The request: Copy out every line in the entries below that includes "Last".

-- BEGIN --

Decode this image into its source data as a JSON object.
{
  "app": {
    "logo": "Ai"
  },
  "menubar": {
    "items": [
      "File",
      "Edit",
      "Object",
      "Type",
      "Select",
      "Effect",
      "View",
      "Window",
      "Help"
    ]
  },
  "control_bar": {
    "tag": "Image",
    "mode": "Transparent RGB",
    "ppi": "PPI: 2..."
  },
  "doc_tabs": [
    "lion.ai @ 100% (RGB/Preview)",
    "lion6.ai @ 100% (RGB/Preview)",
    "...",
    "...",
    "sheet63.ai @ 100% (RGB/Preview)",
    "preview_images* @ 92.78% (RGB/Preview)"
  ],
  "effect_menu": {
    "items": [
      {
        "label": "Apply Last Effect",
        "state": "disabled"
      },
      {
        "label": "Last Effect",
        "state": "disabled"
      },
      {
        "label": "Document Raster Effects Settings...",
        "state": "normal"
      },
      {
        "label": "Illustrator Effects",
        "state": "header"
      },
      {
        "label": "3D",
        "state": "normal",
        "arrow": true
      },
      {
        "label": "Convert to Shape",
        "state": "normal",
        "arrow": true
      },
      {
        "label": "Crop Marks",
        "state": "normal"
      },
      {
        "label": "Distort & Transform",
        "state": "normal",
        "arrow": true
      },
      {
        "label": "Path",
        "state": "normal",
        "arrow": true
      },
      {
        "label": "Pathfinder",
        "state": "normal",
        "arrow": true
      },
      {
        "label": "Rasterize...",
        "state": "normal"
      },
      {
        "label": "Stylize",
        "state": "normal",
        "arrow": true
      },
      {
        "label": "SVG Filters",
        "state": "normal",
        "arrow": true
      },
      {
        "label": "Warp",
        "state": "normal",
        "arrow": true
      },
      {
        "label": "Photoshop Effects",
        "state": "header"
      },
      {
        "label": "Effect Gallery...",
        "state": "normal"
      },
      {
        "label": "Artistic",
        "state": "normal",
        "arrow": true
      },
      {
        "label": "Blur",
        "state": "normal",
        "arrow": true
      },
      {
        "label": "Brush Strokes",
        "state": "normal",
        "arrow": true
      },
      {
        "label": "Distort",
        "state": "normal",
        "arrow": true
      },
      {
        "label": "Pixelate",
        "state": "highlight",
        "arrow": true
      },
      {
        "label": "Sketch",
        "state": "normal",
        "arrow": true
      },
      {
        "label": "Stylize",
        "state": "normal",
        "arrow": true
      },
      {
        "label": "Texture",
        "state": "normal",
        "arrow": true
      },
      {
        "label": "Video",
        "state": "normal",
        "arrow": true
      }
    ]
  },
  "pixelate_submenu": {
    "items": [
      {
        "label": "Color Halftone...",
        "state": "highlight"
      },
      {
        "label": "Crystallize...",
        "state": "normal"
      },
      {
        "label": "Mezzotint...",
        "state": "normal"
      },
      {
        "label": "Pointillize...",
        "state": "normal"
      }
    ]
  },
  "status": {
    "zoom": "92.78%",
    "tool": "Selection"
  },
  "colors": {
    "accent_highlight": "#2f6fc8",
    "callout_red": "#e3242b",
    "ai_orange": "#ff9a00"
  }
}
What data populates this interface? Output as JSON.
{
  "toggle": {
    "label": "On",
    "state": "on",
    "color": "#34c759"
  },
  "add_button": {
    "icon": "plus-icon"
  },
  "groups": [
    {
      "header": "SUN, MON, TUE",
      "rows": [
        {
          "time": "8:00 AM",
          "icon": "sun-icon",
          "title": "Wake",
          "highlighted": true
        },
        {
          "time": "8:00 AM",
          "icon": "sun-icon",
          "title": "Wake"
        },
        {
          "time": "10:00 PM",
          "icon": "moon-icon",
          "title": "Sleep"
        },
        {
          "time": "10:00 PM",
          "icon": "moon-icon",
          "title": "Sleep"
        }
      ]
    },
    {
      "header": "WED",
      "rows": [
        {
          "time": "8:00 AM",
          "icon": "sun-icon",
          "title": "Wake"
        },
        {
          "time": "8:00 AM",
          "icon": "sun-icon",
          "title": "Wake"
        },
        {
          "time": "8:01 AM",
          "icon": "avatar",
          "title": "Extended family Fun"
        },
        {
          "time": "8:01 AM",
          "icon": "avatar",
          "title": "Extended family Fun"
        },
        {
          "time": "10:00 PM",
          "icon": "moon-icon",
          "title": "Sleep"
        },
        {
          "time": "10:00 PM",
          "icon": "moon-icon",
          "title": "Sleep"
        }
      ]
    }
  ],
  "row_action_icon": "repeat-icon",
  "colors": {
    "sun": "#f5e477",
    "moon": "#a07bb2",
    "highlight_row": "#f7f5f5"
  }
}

-- END --

Task result:
        "label": "Apply Last Effect",
        "label": "Last Effect",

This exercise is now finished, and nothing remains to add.